Exercise input:
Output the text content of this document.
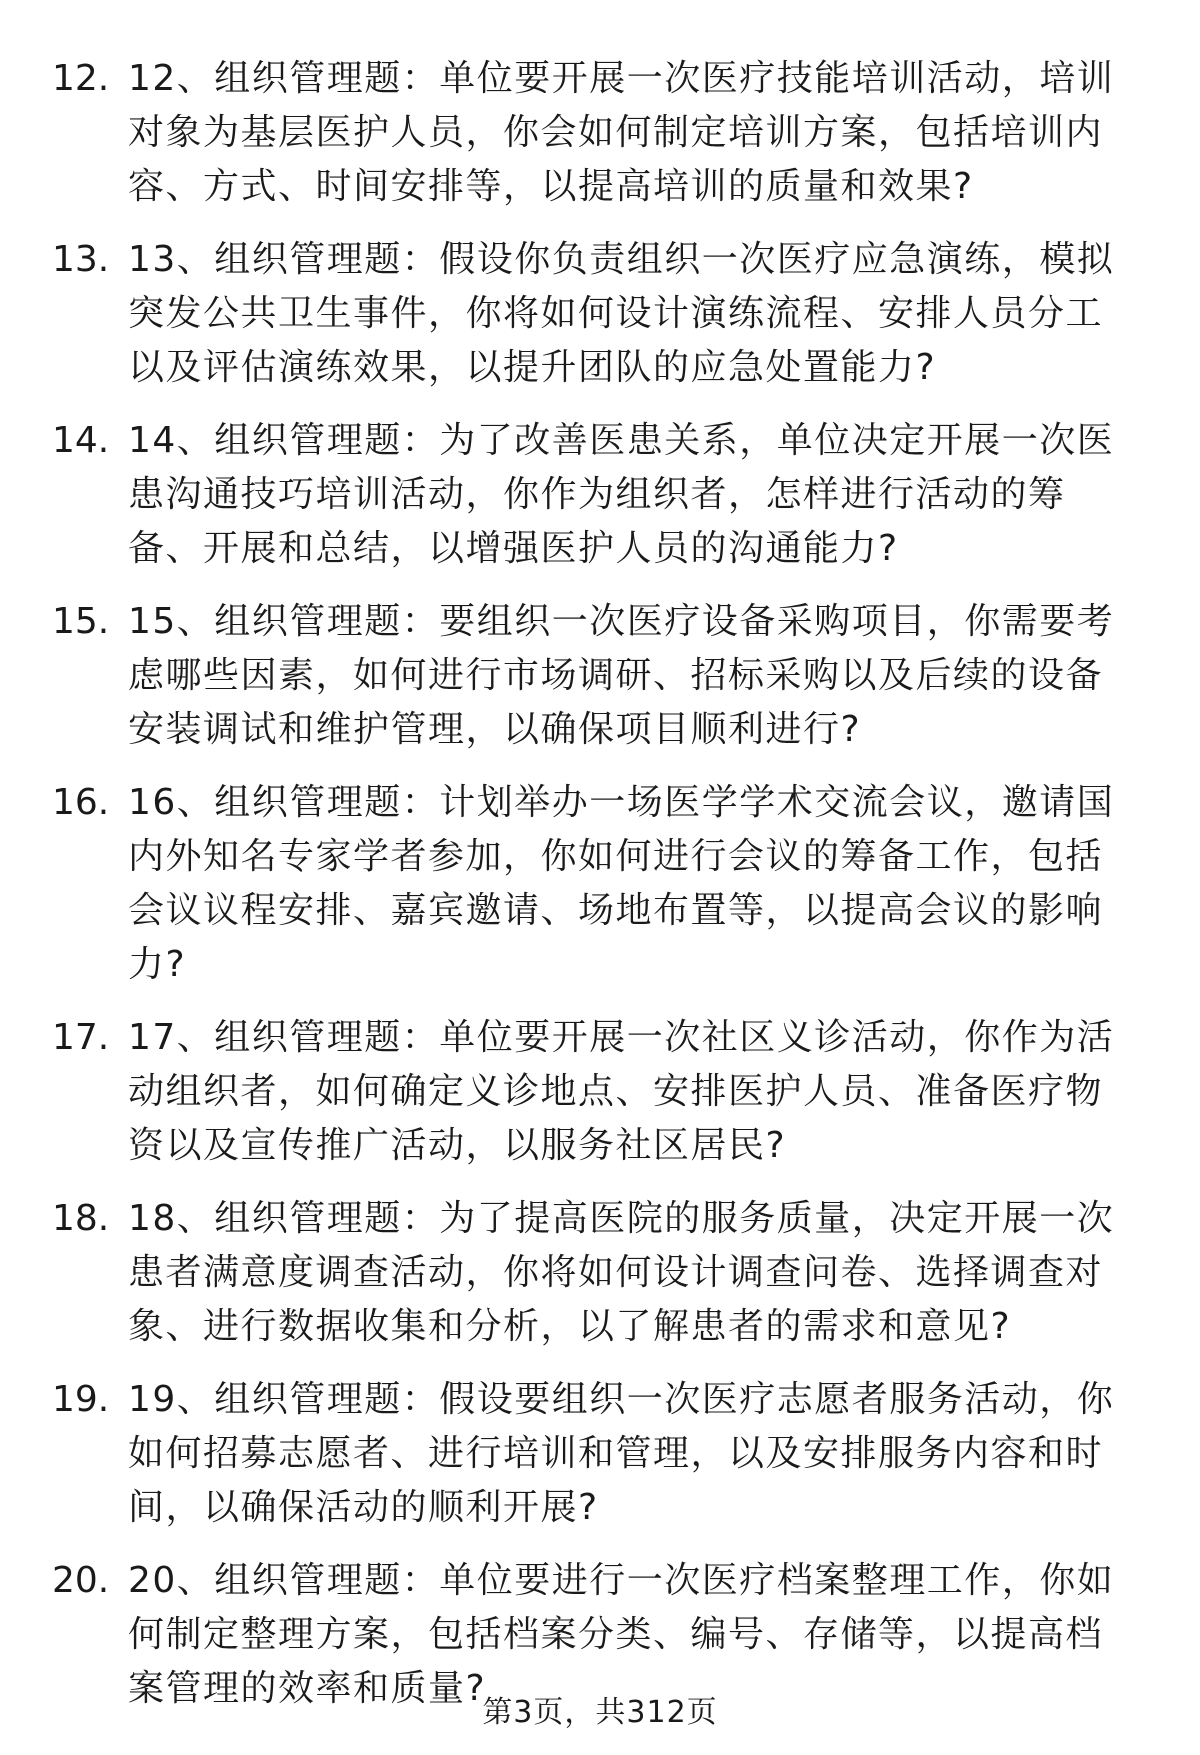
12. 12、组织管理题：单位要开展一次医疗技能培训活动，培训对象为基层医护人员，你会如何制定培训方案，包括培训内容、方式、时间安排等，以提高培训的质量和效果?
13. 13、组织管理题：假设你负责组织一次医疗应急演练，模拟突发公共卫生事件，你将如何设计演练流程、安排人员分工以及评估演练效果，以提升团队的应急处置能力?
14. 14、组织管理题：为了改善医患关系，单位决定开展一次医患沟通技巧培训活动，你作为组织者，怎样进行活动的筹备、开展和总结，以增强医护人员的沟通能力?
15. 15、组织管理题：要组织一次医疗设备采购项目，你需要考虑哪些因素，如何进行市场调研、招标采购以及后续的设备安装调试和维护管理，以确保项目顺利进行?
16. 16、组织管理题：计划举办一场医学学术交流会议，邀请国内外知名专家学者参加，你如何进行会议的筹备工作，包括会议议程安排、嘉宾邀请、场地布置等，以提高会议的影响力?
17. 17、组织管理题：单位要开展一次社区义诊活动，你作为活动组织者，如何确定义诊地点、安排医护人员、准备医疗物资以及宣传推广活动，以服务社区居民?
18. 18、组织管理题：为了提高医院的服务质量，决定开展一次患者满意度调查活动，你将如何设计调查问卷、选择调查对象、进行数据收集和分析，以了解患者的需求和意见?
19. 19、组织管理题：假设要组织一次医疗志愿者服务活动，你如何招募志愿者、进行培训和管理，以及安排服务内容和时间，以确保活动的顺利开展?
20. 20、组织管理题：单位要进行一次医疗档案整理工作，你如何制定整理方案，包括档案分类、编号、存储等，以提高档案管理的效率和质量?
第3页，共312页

Exercise task: Omit any images, then output the listing exactly.

Written response:
Output the text content of this document.
12. 12、组织管理题：单位要开展一次医疗技能培训活动，培训对象为基层医护人员，你会如何制定培训方案，包括培训内容、方式、时间安排等，以提高培训的质量和效果?
13. 13、组织管理题：假设你负责组织一次医疗应急演练，模拟突发公共卫生事件，你将如何设计演练流程、安排人员分工以及评估演练效果，以提升团队的应急处置能力?
14. 14、组织管理题：为了改善医患关系，单位决定开展一次医患沟通技巧培训活动，你作为组织者，怎样进行活动的筹备、开展和总结，以增强医护人员的沟通能力?
15. 15、组织管理题：要组织一次医疗设备采购项目，你需要考虑哪些因素，如何进行市场调研、招标采购以及后续的设备安装调试和维护管理，以确保项目顺利进行?
16. 16、组织管理题：计划举办一场医学学术交流会议，邀请国内外知名专家学者参加，你如何进行会议的筹备工作，包括会议议程安排、嘉宾邀请、场地布置等，以提高会议的影响力?
17. 17、组织管理题：单位要开展一次社区义诊活动，你作为活动组织者，如何确定义诊地点、安排医护人员、准备医疗物资以及宣传推广活动，以服务社区居民?
18. 18、组织管理题：为了提高医院的服务质量，决定开展一次患者满意度调查活动，你将如何设计调查问卷、选择调查对象、进行数据收集和分析，以了解患者的需求和意见?
19. 19、组织管理题：假设要组织一次医疗志愿者服务活动，你如何招募志愿者、进行培训和管理，以及安排服务内容和时间，以确保活动的顺利开展?
20. 20、组织管理题：单位要进行一次医疗档案整理工作，你如何制定整理方案，包括档案分类、编号、存储等，以提高档案管理的效率和质量?
第3页，共312页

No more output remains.